═════ Raw records

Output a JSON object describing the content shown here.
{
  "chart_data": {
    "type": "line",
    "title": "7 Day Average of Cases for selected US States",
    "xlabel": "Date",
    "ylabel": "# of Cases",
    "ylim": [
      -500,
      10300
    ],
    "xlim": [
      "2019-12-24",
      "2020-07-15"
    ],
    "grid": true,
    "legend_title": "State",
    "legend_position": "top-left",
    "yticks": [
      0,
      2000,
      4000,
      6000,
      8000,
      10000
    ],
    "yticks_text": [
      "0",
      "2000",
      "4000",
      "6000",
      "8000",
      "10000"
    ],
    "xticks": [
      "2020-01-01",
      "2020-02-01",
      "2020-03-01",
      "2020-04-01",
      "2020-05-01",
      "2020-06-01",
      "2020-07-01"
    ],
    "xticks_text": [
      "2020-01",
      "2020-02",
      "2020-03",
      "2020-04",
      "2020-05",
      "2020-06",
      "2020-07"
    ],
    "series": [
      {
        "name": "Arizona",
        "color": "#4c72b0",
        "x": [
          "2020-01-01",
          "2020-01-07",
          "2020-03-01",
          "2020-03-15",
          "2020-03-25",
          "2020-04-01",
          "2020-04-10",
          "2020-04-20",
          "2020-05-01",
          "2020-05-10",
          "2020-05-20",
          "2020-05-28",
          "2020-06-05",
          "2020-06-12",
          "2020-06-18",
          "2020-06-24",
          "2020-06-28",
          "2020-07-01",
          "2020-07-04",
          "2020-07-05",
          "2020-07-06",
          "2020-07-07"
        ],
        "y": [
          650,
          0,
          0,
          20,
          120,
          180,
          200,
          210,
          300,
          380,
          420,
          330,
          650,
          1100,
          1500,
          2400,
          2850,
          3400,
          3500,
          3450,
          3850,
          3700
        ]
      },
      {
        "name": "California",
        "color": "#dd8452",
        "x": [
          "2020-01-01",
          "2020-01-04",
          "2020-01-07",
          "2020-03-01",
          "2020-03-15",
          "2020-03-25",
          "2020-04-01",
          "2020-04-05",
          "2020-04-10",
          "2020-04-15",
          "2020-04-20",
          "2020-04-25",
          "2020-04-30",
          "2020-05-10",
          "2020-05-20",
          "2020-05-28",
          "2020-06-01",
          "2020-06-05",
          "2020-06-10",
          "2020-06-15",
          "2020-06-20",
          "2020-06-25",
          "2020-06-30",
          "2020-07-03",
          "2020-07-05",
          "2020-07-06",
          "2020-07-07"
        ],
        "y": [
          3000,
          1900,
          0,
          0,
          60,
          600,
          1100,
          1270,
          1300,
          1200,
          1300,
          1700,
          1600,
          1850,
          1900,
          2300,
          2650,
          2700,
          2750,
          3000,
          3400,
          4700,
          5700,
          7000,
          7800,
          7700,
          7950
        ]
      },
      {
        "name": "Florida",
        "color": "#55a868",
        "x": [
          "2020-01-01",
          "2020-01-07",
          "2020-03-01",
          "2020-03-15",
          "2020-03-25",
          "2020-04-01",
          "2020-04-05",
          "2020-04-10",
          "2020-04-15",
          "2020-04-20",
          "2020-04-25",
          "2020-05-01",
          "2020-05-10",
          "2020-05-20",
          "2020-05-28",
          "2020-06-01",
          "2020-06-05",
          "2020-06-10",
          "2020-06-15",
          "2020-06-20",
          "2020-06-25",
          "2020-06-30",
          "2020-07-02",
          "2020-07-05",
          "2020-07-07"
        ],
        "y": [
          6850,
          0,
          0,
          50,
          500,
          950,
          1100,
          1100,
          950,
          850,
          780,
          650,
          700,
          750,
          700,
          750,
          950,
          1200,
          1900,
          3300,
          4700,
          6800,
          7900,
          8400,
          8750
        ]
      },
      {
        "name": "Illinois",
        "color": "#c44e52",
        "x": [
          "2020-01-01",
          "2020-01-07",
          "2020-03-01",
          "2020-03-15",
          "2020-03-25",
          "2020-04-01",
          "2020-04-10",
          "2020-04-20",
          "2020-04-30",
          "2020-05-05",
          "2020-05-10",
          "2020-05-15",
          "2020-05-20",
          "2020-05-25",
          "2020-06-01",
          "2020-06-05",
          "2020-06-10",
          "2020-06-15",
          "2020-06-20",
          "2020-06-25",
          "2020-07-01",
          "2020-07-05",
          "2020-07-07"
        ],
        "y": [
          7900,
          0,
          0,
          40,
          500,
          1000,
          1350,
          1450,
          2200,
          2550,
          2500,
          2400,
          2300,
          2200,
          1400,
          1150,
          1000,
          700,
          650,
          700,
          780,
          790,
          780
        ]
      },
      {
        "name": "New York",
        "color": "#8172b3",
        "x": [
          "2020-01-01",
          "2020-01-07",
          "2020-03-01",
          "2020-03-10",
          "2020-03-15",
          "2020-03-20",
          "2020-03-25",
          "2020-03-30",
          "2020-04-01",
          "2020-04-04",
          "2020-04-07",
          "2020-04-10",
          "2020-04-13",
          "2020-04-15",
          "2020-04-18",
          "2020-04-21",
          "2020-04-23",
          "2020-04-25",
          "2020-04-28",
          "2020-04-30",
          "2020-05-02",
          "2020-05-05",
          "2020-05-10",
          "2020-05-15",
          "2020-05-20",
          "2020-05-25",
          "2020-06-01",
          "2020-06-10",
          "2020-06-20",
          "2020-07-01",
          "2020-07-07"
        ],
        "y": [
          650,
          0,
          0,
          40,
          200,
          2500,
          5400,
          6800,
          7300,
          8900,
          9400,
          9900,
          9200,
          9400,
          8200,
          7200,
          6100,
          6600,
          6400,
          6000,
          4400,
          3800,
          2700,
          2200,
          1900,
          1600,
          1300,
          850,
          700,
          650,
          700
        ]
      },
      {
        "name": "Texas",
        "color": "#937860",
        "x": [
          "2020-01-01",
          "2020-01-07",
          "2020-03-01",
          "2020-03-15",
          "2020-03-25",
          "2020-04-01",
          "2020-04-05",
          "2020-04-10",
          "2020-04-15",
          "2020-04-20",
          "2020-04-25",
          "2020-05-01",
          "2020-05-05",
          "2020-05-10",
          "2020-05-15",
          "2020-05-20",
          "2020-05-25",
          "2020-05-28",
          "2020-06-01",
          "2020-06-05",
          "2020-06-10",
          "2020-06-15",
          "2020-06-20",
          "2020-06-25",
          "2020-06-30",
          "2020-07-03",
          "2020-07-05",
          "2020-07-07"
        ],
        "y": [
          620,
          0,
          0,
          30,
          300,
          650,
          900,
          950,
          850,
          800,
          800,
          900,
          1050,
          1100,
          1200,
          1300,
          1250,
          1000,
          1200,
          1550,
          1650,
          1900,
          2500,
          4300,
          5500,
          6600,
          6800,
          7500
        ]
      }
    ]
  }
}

══════════

Gather up, from the records above, each line where the word "name" appears.

        "name": "Arizona",
        "name": "California",
        "name": "Florida",
        "name": "Illinois",
        "name": "New York",
        "name": "Texas",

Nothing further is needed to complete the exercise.